**Set problem:**
Give again, word for word, only the lines from the one containing "What's the underlying" through the final line.

**Data entries:**
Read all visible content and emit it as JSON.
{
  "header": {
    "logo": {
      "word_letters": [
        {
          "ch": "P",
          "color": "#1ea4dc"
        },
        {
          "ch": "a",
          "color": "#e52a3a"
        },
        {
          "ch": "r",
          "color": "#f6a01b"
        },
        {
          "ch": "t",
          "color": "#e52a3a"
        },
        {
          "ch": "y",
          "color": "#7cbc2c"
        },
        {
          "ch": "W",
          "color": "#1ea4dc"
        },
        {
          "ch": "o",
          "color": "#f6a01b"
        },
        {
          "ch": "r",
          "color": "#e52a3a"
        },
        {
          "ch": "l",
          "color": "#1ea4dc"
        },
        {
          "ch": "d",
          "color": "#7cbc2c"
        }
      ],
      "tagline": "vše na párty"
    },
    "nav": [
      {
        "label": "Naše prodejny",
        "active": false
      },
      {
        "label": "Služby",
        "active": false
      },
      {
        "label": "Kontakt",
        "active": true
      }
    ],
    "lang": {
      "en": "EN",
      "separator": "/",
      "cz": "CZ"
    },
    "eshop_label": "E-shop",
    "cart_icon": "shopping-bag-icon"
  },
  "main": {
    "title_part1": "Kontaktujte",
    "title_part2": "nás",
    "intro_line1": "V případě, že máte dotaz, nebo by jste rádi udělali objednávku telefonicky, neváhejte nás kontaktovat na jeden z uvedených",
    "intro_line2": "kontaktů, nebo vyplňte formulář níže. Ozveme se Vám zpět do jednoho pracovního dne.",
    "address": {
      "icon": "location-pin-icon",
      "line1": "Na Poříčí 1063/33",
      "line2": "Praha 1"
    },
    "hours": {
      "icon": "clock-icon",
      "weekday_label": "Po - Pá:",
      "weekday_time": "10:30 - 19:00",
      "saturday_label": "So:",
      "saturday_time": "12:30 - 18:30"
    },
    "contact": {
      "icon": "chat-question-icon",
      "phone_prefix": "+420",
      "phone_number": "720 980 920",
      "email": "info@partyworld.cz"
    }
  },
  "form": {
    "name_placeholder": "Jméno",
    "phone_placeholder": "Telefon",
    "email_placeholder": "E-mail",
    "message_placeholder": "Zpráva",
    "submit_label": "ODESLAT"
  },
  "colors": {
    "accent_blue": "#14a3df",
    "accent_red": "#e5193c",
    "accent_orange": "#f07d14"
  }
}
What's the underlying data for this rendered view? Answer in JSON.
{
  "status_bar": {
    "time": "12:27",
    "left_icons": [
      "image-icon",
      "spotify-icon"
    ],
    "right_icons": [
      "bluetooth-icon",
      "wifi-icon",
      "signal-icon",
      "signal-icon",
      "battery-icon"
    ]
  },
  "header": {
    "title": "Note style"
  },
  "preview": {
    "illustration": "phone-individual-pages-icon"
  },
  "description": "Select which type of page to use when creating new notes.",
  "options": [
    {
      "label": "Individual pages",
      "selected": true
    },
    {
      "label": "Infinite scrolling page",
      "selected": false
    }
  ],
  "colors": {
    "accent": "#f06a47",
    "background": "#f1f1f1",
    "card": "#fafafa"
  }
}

**Response to the exercise:**
What's the underlying data for this rendered view? Answer in JSON.
{
  "status_bar": {
    "time": "12:27",
    "left_icons": [
      "image-icon",
      "spotify-icon"
    ],
    "right_icons": [
      "bluetooth-icon",
      "wifi-icon",
      "signal-icon",
      "signal-icon",
      "battery-icon"
    ]
  },
  "header": {
    "title": "Note style"
  },
  "preview": {
    "illustration": "phone-individual-pages-icon"
  },
  "description": "Select which type of page to use when creating new notes.",
  "options": [
    {
      "label": "Individual pages",
      "selected": true
    },
    {
      "label": "Infinite scrolling page",
      "selected": false
    }
  ],
  "colors": {
    "accent": "#f06a47",
    "background": "#f1f1f1",
    "card": "#fafafa"
  }
}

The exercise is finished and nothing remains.